Excerpt from a dataset
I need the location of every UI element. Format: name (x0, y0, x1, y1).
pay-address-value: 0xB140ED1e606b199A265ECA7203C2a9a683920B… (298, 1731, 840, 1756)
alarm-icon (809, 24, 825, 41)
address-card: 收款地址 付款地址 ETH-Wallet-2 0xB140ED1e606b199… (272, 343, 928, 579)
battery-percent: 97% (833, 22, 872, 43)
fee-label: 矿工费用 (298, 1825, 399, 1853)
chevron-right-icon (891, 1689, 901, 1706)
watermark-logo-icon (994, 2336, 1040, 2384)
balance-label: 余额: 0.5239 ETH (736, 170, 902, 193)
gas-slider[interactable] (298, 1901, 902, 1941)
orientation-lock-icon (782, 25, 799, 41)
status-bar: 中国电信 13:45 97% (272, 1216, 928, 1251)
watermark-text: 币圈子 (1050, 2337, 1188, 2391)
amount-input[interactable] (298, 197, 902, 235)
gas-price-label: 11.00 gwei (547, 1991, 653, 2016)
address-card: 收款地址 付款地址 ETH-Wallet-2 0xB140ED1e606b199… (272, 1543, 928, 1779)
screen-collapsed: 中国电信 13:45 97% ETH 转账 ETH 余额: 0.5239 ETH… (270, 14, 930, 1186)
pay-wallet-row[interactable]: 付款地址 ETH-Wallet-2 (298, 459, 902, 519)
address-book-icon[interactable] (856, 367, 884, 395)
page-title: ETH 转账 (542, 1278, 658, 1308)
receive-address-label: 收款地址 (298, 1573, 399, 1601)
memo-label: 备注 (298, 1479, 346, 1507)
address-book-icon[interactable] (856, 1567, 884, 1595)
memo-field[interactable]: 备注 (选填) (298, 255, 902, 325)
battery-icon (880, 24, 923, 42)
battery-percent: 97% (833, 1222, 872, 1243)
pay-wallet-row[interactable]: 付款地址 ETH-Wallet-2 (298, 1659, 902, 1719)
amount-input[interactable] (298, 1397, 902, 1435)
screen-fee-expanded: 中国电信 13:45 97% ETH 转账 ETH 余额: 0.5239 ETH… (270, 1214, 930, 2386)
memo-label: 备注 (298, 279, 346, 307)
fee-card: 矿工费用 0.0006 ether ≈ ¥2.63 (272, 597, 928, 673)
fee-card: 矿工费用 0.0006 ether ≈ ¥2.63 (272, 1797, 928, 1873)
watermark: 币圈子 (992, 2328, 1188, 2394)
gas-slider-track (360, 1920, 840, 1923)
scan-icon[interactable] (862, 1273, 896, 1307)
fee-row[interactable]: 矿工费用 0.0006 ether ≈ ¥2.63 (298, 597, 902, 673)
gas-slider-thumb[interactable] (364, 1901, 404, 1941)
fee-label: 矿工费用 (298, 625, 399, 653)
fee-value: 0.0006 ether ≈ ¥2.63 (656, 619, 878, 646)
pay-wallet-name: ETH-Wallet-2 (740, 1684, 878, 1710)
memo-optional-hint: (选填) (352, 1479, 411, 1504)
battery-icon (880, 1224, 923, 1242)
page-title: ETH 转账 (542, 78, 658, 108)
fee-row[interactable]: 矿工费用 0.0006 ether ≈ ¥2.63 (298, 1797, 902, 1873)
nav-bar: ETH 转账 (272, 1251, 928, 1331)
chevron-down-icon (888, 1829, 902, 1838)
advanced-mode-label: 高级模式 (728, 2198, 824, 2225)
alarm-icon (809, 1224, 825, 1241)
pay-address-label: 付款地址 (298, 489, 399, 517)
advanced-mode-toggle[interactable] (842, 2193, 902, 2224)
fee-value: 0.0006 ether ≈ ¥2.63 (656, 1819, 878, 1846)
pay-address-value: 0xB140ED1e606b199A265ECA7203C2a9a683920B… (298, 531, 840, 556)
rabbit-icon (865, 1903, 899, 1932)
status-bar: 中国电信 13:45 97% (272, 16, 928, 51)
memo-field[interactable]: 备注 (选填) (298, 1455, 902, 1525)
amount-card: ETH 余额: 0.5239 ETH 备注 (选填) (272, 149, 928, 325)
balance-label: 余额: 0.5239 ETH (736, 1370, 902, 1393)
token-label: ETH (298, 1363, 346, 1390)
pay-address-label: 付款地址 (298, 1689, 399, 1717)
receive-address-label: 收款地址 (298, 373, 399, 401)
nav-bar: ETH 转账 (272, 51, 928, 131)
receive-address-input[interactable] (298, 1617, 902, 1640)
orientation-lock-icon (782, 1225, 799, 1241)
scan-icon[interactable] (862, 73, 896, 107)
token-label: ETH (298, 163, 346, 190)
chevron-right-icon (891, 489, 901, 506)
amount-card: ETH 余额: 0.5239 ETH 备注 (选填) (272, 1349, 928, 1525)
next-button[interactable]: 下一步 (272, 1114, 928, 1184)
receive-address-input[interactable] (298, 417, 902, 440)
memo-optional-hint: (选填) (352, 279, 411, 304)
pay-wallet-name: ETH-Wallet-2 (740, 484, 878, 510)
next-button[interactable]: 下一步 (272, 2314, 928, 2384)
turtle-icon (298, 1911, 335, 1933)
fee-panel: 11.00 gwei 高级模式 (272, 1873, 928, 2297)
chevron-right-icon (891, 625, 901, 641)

▸ WHAT TO WORK ON: Copy every one of the rows above verbatim, keeping their order.

▸ REPLY TO THE TASK:
I need the location of every UI element. Format: name (x0, y0, x1, y1).
pay-address-value: 0xB140ED1e606b199A265ECA7203C2a9a683920B… (298, 1731, 840, 1756)
alarm-icon (809, 24, 825, 41)
address-card: 收款地址 付款地址 ETH-Wallet-2 0xB140ED1e606b199… (272, 343, 928, 579)
battery-percent: 97% (833, 22, 872, 43)
fee-label: 矿工费用 (298, 1825, 399, 1853)
chevron-right-icon (891, 1689, 901, 1706)
watermark-logo-icon (994, 2336, 1040, 2384)
balance-label: 余额: 0.5239 ETH (736, 170, 902, 193)
gas-slider[interactable] (298, 1901, 902, 1941)
orientation-lock-icon (782, 25, 799, 41)
status-bar: 中国电信 13:45 97% (272, 1216, 928, 1251)
watermark-text: 币圈子 (1050, 2337, 1188, 2391)
amount-input[interactable] (298, 197, 902, 235)
gas-price-label: 11.00 gwei (547, 1991, 653, 2016)
address-card: 收款地址 付款地址 ETH-Wallet-2 0xB140ED1e606b199… (272, 1543, 928, 1779)
screen-collapsed: 中国电信 13:45 97% ETH 转账 ETH 余额: 0.5239 ETH… (270, 14, 930, 1186)
pay-wallet-row[interactable]: 付款地址 ETH-Wallet-2 (298, 459, 902, 519)
address-book-icon[interactable] (856, 367, 884, 395)
page-title: ETH 转账 (542, 1278, 658, 1308)
receive-address-label: 收款地址 (298, 1573, 399, 1601)
memo-label: 备注 (298, 1479, 346, 1507)
address-book-icon[interactable] (856, 1567, 884, 1595)
memo-field[interactable]: 备注 (选填) (298, 255, 902, 325)
battery-icon (880, 24, 923, 42)
battery-percent: 97% (833, 1222, 872, 1243)
pay-wallet-row[interactable]: 付款地址 ETH-Wallet-2 (298, 1659, 902, 1719)
amount-input[interactable] (298, 1397, 902, 1435)
screen-fee-expanded: 中国电信 13:45 97% ETH 转账 ETH 余额: 0.5239 ETH… (270, 1214, 930, 2386)
memo-label: 备注 (298, 279, 346, 307)
fee-card: 矿工费用 0.0006 ether ≈ ¥2.63 (272, 597, 928, 673)
fee-card: 矿工费用 0.0006 ether ≈ ¥2.63 (272, 1797, 928, 1873)
watermark: 币圈子 (992, 2328, 1188, 2394)
gas-slider-track (360, 1920, 840, 1923)
scan-icon[interactable] (862, 1273, 896, 1307)
fee-row[interactable]: 矿工费用 0.0006 ether ≈ ¥2.63 (298, 597, 902, 673)
gas-slider-thumb[interactable] (364, 1901, 404, 1941)
fee-label: 矿工费用 (298, 625, 399, 653)
fee-value: 0.0006 ether ≈ ¥2.63 (656, 619, 878, 646)
pay-wallet-name: ETH-Wallet-2 (740, 1684, 878, 1710)
memo-optional-hint: (选填) (352, 1479, 411, 1504)
battery-icon (880, 1224, 923, 1242)
page-title: ETH 转账 (542, 78, 658, 108)
fee-row[interactable]: 矿工费用 0.0006 ether ≈ ¥2.63 (298, 1797, 902, 1873)
nav-bar: ETH 转账 (272, 1251, 928, 1331)
chevron-down-icon (888, 1829, 902, 1838)
advanced-mode-label: 高级模式 (728, 2198, 824, 2225)
alarm-icon (809, 1224, 825, 1241)
pay-address-label: 付款地址 (298, 489, 399, 517)
advanced-mode-toggle[interactable] (842, 2193, 902, 2224)
fee-value: 0.0006 ether ≈ ¥2.63 (656, 1819, 878, 1846)
pay-address-value: 0xB140ED1e606b199A265ECA7203C2a9a683920B… (298, 531, 840, 556)
rabbit-icon (865, 1903, 899, 1932)
status-bar: 中国电信 13:45 97% (272, 16, 928, 51)
memo-field[interactable]: 备注 (选填) (298, 1455, 902, 1525)
amount-card: ETH 余额: 0.5239 ETH 备注 (选填) (272, 149, 928, 325)
balance-label: 余额: 0.5239 ETH (736, 1370, 902, 1393)
token-label: ETH (298, 1363, 346, 1390)
pay-address-label: 付款地址 (298, 1689, 399, 1717)
receive-address-label: 收款地址 (298, 373, 399, 401)
nav-bar: ETH 转账 (272, 51, 928, 131)
receive-address-input[interactable] (298, 1617, 902, 1640)
orientation-lock-icon (782, 1225, 799, 1241)
scan-icon[interactable] (862, 73, 896, 107)
token-label: ETH (298, 163, 346, 190)
chevron-right-icon (891, 489, 901, 506)
amount-card: ETH 余额: 0.5239 ETH 备注 (选填) (272, 1349, 928, 1525)
next-button[interactable]: 下一步 (272, 1114, 928, 1184)
receive-address-input[interactable] (298, 417, 902, 440)
memo-optional-hint: (选填) (352, 279, 411, 304)
pay-wallet-name: ETH-Wallet-2 (740, 484, 878, 510)
next-button[interactable]: 下一步 (272, 2314, 928, 2384)
turtle-icon (298, 1911, 335, 1933)
fee-panel: 11.00 gwei 高级模式 (272, 1873, 928, 2297)
chevron-right-icon (891, 625, 901, 641)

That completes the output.